THE TASK: Extract the complete listing and output it unchanged.

[Start THE INPUT]

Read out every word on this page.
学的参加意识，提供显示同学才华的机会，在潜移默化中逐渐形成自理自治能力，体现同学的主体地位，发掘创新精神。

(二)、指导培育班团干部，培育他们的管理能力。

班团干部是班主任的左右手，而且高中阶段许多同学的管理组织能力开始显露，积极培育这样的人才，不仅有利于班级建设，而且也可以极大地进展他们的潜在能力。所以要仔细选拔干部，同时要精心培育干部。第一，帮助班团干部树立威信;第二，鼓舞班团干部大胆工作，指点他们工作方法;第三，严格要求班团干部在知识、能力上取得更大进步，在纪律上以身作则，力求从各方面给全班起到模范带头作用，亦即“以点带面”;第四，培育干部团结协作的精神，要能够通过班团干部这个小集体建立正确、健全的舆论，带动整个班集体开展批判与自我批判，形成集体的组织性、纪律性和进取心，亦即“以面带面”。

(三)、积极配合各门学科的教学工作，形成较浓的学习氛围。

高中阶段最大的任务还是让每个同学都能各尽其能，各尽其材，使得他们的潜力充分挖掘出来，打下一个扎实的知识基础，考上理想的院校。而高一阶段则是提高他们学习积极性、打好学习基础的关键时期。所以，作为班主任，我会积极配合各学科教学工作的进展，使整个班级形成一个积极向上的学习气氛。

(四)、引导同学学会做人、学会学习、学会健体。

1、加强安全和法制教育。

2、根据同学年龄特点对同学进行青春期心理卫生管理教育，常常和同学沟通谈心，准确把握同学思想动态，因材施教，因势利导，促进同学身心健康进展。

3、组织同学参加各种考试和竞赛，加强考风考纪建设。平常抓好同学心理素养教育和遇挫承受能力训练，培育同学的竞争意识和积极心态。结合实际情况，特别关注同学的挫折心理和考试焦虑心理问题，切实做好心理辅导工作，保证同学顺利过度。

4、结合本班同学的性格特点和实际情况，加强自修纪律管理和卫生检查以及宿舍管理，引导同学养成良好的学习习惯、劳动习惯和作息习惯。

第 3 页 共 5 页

[End THE INPUT]

SOLUTION TO THE PROBLEM:
Read out every word on this page.
学的参加意识，提供显示同学才华的机会，在潜移默化中逐渐形成自理自治能力，体现同学的主体地位，发掘创新精神。

(二)、指导培育班团干部，培育他们的管理能力。

班团干部是班主任的左右手，而且高中阶段许多同学的管理组织能力开始显露，积极培育这样的人才，不仅有利于班级建设，而且也可以极大地进展他们的潜在能力。所以要仔细选拔干部，同时要精心培育干部。第一，帮助班团干部树立威信;第二，鼓舞班团干部大胆工作，指点他们工作方法;第三，严格要求班团干部在知识、能力上取得更大进步，在纪律上以身作则，力求从各方面给全班起到模范带头作用，亦即“以点带面”;第四，培育干部团结协作的精神，要能够通过班团干部这个小集体建立正确、健全的舆论，带动整个班集体开展批判与自我批判，形成集体的组织性、纪律性和进取心，亦即“以面带面”。

(三)、积极配合各门学科的教学工作，形成较浓的学习氛围。

高中阶段最大的任务还是让每个同学都能各尽其能，各尽其材，使得他们的潜力充分挖掘出来，打下一个扎实的知识基础，考上理想的院校。而高一阶段则是提高他们学习积极性、打好学习基础的关键时期。所以，作为班主任，我会积极配合各学科教学工作的进展，使整个班级形成一个积极向上的学习气氛。

(四)、引导同学学会做人、学会学习、学会健体。

1、加强安全和法制教育。

2、根据同学年龄特点对同学进行青春期心理卫生管理教育，常常和同学沟通谈心，准确把握同学思想动态，因材施教，因势利导，促进同学身心健康进展。

3、组织同学参加各种考试和竞赛，加强考风考纪建设。平常抓好同学心理素养教育和遇挫承受能力训练，培育同学的竞争意识和积极心态。结合实际情况，特别关注同学的挫折心理和考试焦虑心理问题，切实做好心理辅导工作，保证同学顺利过度。

4、结合本班同学的性格特点和实际情况，加强自修纪律管理和卫生检查以及宿舍管理，引导同学养成良好的学习习惯、劳动习惯和作息习惯。

第 3 页 共 5 页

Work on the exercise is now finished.